→ DIRECTIVE:
Copy out each line of the material below that holds the string "with".

→ RECORD EXTRACTS:
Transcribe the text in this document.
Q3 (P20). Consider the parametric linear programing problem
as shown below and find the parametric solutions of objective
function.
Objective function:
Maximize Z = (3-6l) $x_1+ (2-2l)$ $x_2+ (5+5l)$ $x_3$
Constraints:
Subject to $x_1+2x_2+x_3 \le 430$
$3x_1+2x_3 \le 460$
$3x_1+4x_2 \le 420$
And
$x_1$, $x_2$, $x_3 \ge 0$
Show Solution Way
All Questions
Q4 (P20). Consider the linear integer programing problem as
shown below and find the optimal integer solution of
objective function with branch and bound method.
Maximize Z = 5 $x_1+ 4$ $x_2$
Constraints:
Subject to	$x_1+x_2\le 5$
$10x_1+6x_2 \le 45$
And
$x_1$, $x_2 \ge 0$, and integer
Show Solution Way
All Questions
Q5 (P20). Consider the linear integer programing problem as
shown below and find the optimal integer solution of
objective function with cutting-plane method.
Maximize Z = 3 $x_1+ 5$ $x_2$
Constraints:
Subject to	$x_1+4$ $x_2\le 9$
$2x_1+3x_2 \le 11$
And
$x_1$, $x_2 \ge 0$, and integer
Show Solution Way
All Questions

→ WRITTEN REPLY:
objective function with branch and bound method.
objective function with cutting-plane method.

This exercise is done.